== Source material ==
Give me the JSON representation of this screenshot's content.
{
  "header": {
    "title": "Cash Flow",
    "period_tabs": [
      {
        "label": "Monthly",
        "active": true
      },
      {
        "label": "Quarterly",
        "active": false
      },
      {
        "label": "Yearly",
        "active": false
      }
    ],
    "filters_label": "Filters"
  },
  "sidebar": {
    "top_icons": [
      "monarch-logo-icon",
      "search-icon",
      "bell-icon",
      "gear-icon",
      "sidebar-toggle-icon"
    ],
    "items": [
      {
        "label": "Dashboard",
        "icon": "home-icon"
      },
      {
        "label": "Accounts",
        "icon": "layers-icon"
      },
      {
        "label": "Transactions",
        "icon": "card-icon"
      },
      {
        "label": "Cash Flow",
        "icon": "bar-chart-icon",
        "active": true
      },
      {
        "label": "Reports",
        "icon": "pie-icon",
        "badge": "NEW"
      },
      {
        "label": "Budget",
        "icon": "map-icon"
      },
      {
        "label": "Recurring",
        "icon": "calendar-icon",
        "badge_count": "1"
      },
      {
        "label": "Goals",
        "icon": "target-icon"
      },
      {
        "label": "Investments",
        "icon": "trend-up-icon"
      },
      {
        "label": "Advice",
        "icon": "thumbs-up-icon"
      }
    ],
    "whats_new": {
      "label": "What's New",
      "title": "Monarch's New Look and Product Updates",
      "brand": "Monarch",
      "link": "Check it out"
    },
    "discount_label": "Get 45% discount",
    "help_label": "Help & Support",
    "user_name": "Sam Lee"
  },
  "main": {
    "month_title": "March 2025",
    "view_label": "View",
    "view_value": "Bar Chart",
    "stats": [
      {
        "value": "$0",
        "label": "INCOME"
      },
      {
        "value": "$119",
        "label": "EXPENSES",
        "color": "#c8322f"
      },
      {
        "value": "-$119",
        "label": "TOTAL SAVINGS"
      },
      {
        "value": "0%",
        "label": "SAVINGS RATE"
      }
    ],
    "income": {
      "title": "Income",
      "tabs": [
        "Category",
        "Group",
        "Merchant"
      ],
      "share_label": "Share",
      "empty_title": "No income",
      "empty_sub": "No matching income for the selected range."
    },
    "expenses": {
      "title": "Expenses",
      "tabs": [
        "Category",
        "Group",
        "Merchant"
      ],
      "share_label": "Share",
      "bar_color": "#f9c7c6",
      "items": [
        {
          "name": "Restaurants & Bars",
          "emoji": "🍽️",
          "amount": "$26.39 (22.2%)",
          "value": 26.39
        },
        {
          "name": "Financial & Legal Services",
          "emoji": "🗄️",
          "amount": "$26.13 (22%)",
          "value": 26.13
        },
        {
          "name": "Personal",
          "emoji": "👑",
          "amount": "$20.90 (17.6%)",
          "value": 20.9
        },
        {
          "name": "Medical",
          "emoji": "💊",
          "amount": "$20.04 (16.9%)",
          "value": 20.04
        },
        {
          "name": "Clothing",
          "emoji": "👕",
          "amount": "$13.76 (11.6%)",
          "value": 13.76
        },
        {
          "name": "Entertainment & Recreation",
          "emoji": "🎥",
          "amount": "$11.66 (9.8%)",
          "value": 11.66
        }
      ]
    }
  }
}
===
== Source material ==
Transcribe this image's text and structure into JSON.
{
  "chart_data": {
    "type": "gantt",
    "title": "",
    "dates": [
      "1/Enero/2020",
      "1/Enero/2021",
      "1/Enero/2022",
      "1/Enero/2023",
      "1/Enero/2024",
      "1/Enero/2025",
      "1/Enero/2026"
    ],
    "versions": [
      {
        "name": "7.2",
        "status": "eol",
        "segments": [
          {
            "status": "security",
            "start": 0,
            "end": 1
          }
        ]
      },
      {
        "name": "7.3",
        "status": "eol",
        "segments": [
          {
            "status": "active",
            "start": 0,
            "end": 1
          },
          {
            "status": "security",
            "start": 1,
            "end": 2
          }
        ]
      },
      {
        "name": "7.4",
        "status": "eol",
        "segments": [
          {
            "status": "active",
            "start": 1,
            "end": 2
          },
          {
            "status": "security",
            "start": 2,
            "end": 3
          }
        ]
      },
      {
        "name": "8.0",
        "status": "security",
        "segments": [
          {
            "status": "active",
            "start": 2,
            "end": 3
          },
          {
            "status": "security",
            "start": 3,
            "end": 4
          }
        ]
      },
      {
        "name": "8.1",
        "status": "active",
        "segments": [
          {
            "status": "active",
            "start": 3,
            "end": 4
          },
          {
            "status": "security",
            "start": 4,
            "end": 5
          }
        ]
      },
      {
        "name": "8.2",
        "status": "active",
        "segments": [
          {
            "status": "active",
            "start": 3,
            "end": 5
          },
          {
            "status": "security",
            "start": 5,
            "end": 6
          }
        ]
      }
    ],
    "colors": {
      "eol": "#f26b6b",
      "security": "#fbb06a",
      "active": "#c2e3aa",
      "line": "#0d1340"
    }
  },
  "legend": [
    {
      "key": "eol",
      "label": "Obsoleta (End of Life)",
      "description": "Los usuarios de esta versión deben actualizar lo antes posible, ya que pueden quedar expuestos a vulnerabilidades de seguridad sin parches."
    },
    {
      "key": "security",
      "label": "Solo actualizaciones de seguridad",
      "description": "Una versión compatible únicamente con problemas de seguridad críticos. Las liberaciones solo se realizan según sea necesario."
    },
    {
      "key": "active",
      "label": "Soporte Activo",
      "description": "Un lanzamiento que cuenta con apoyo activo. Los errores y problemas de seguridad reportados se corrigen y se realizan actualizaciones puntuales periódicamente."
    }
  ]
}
===
▶ Exercise requirements:
Gather all lines from the records above in which "this" appears.

▶ Complete output:
Give me the JSON representation of this screenshot's content.
Transcribe this image's text and structure into JSON.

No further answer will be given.